**EXERCISE DETAILS**. In full and without alteration, repeat the material.

**SOURCE MATERIAL**.
------

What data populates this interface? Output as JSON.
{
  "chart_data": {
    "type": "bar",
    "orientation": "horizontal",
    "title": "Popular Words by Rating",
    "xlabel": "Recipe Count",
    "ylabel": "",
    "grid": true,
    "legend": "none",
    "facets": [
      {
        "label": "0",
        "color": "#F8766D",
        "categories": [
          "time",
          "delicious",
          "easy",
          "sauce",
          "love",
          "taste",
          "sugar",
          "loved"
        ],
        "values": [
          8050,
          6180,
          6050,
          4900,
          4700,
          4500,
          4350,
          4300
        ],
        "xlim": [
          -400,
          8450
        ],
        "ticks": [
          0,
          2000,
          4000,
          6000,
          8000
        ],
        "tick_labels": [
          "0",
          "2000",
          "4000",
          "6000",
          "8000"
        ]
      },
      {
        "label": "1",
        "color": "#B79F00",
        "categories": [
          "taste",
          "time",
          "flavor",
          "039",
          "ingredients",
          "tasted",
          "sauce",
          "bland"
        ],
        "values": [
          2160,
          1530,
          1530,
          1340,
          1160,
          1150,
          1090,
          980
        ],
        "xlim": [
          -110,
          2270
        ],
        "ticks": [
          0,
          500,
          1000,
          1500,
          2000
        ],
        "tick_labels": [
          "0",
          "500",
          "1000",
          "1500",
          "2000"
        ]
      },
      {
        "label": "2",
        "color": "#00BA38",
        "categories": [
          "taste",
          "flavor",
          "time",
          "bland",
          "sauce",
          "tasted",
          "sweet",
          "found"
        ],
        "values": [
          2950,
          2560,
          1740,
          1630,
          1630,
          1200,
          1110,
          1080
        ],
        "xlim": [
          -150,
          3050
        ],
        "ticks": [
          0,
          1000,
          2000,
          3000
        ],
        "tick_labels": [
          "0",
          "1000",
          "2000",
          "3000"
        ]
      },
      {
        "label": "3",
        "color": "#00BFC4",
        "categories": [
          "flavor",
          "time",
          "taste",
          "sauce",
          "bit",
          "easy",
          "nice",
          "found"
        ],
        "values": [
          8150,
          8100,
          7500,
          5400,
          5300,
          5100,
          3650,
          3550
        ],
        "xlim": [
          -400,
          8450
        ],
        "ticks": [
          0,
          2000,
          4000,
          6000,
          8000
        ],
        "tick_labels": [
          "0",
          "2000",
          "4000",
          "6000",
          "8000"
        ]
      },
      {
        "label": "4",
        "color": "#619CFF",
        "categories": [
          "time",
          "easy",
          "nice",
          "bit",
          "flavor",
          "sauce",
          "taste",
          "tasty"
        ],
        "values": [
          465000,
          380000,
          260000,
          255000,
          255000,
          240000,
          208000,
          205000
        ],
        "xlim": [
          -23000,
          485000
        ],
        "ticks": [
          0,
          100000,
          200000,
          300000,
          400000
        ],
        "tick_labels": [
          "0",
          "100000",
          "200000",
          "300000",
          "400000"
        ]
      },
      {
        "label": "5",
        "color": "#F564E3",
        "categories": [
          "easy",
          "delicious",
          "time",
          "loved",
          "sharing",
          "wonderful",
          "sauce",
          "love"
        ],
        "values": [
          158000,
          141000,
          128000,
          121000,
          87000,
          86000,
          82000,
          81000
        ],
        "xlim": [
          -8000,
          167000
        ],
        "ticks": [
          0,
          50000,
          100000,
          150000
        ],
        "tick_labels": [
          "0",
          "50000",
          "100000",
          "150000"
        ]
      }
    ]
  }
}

------

**THE OUTPUT**.
What data populates this interface? Output as JSON.
{
  "chart_data": {
    "type": "bar",
    "orientation": "horizontal",
    "title": "Popular Words by Rating",
    "xlabel": "Recipe Count",
    "ylabel": "",
    "grid": true,
    "legend": "none",
    "facets": [
      {
        "label": "0",
        "color": "#F8766D",
        "categories": [
          "time",
          "delicious",
          "easy",
          "sauce",
          "love",
          "taste",
          "sugar",
          "loved"
        ],
        "values": [
          8050,
          6180,
          6050,
          4900,
          4700,
          4500,
          4350,
          4300
        ],
        "xlim": [
          -400,
          8450
        ],
        "ticks": [
          0,
          2000,
          4000,
          6000,
          8000
        ],
        "tick_labels": [
          "0",
          "2000",
          "4000",
          "6000",
          "8000"
        ]
      },
      {
        "label": "1",
        "color": "#B79F00",
        "categories": [
          "taste",
          "time",
          "flavor",
          "039",
          "ingredients",
          "tasted",
          "sauce",
          "bland"
        ],
        "values": [
          2160,
          1530,
          1530,
          1340,
          1160,
          1150,
          1090,
          980
        ],
        "xlim": [
          -110,
          2270
        ],
        "ticks": [
          0,
          500,
          1000,
          1500,
          2000
        ],
        "tick_labels": [
          "0",
          "500",
          "1000",
          "1500",
          "2000"
        ]
      },
      {
        "label": "2",
        "color": "#00BA38",
        "categories": [
          "taste",
          "flavor",
          "time",
          "bland",
          "sauce",
          "tasted",
          "sweet",
          "found"
        ],
        "values": [
          2950,
          2560,
          1740,
          1630,
          1630,
          1200,
          1110,
          1080
        ],
        "xlim": [
          -150,
          3050
        ],
        "ticks": [
          0,
          1000,
          2000,
          3000
        ],
        "tick_labels": [
          "0",
          "1000",
          "2000",
          "3000"
        ]
      },
      {
        "label": "3",
        "color": "#00BFC4",
        "categories": [
          "flavor",
          "time",
          "taste",
          "sauce",
          "bit",
          "easy",
          "nice",
          "found"
        ],
        "values": [
          8150,
          8100,
          7500,
          5400,
          5300,
          5100,
          3650,
          3550
        ],
        "xlim": [
          -400,
          8450
        ],
        "ticks": [
          0,
          2000,
          4000,
          6000,
          8000
        ],
        "tick_labels": [
          "0",
          "2000",
          "4000",
          "6000",
          "8000"
        ]
      },
      {
        "label": "4",
        "color": "#619CFF",
        "categories": [
          "time",
          "easy",
          "nice",
          "bit",
          "flavor",
          "sauce",
          "taste",
          "tasty"
        ],
        "values": [
          465000,
          380000,
          260000,
          255000,
          255000,
          240000,
          208000,
          205000
        ],
        "xlim": [
          -23000,
          485000
        ],
        "ticks": [
          0,
          100000,
          200000,
          300000,
          400000
        ],
        "tick_labels": [
          "0",
          "100000",
          "200000",
          "300000",
          "400000"
        ]
      },
      {
        "label": "5",
        "color": "#F564E3",
        "categories": [
          "easy",
          "delicious",
          "time",
          "loved",
          "sharing",
          "wonderful",
          "sauce",
          "love"
        ],
        "values": [
          158000,
          141000,
          128000,
          121000,
          87000,
          86000,
          82000,
          81000
        ],
        "xlim": [
          -8000,
          167000
        ],
        "ticks": [
          0,
          50000,
          100000,
          150000
        ],
        "tick_labels": [
          "0",
          "50000",
          "100000",
          "150000"
        ]
      }
    ]
  }
}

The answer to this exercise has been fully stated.